■ **Data supplied**

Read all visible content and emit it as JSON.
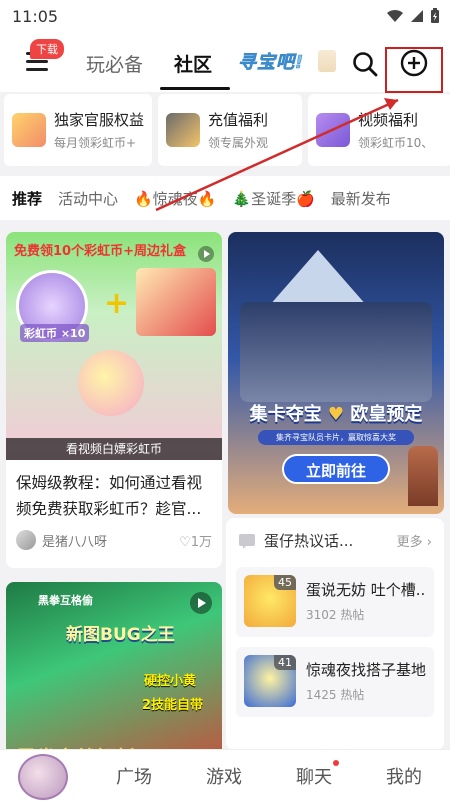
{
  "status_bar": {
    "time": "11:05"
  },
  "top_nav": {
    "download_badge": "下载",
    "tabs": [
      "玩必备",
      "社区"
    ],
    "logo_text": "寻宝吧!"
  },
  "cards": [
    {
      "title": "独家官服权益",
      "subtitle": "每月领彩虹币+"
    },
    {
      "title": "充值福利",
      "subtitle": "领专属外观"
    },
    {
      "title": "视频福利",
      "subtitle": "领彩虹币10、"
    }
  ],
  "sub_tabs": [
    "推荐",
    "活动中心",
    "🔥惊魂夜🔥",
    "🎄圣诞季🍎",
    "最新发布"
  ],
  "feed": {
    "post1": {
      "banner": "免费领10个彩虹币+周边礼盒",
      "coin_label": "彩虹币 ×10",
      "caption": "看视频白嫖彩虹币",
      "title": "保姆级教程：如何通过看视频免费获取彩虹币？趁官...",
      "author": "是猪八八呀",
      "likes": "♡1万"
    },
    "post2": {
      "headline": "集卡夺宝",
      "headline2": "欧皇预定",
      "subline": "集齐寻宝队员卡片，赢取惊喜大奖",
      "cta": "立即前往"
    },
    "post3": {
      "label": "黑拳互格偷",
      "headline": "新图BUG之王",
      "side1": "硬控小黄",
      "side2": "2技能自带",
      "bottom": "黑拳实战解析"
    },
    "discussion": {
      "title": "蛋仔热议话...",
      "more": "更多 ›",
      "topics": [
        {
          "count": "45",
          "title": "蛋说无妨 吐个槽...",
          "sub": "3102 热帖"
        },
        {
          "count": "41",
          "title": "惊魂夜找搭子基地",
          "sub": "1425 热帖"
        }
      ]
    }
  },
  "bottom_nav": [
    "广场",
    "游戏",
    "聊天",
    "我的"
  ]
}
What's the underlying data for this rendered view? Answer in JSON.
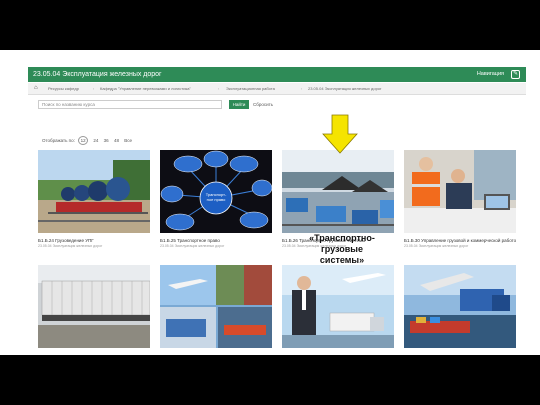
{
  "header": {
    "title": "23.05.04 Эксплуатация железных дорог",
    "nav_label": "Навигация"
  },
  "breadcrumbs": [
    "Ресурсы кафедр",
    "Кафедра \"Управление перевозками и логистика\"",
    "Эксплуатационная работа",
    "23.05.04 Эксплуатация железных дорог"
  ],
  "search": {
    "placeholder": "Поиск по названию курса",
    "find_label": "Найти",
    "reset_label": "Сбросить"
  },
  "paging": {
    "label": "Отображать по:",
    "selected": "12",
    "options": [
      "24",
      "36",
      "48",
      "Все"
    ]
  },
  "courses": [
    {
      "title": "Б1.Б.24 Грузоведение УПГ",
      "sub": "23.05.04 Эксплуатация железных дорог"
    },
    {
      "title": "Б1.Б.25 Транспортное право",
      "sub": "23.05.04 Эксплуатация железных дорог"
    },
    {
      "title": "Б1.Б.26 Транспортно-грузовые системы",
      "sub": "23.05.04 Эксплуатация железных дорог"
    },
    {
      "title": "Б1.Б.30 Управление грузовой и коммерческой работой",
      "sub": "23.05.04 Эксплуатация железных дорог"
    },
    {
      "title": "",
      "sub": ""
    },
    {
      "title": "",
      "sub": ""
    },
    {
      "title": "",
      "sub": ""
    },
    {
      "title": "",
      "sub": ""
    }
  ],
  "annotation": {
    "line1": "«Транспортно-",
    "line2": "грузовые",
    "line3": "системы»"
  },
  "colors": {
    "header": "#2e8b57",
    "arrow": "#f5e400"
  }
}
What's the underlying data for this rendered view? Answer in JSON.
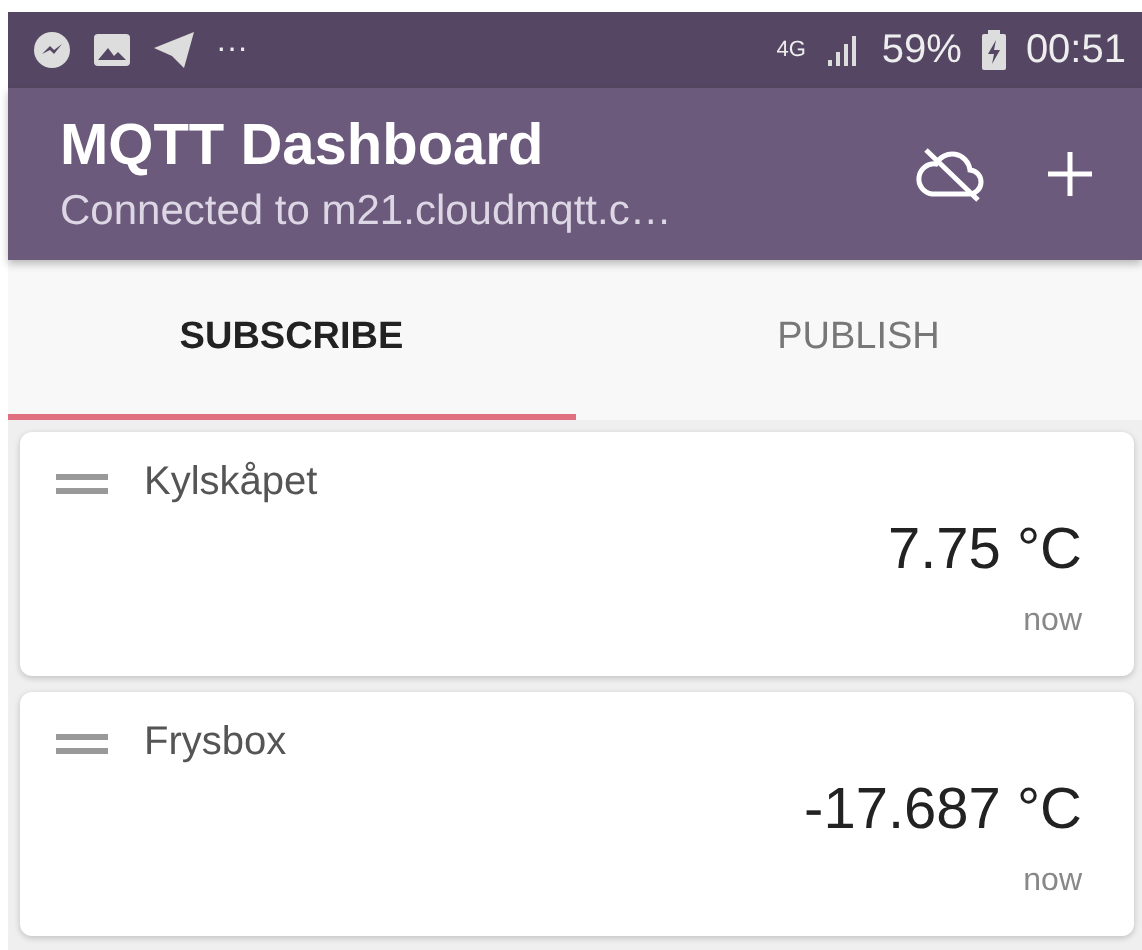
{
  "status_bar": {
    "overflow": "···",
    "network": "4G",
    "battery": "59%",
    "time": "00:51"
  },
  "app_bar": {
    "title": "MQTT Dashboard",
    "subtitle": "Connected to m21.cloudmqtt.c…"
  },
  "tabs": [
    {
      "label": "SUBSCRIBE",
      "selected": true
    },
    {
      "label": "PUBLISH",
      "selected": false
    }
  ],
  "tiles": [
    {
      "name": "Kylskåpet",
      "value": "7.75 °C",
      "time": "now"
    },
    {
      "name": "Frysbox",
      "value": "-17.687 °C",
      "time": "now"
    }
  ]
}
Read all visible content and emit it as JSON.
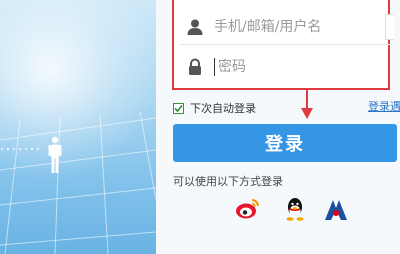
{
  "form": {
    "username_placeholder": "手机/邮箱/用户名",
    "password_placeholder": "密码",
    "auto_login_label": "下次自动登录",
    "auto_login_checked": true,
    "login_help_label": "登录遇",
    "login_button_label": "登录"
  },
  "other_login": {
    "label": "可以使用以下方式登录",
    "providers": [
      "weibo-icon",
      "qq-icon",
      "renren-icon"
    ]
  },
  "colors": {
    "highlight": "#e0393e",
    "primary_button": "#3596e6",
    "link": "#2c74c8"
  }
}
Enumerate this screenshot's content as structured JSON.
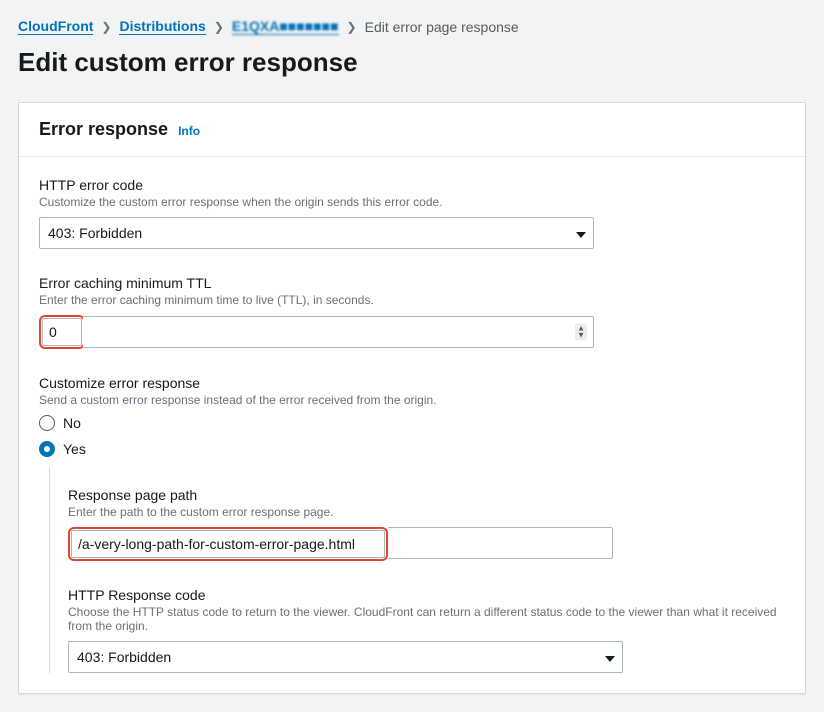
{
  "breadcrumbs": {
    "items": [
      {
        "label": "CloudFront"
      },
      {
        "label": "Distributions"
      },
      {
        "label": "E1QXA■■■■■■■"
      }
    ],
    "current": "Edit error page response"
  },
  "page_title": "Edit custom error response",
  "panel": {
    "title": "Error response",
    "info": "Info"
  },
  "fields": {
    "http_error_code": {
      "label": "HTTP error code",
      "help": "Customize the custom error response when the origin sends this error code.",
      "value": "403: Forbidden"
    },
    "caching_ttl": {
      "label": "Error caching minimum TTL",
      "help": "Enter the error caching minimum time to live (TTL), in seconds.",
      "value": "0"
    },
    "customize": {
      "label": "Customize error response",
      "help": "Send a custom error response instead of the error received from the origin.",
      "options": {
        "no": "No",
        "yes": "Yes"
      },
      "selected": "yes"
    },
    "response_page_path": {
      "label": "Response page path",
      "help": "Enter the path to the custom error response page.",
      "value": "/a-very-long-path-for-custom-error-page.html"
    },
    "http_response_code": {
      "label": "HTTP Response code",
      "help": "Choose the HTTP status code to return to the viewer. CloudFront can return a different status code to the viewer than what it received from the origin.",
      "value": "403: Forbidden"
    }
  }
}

■ **Written exercise**
Where a line above includes "системы", copy that line.

■ **Exercise result**
      "title": "Б1.Б.26 Транспортно-грузовые системы",
    "line3": "системы»"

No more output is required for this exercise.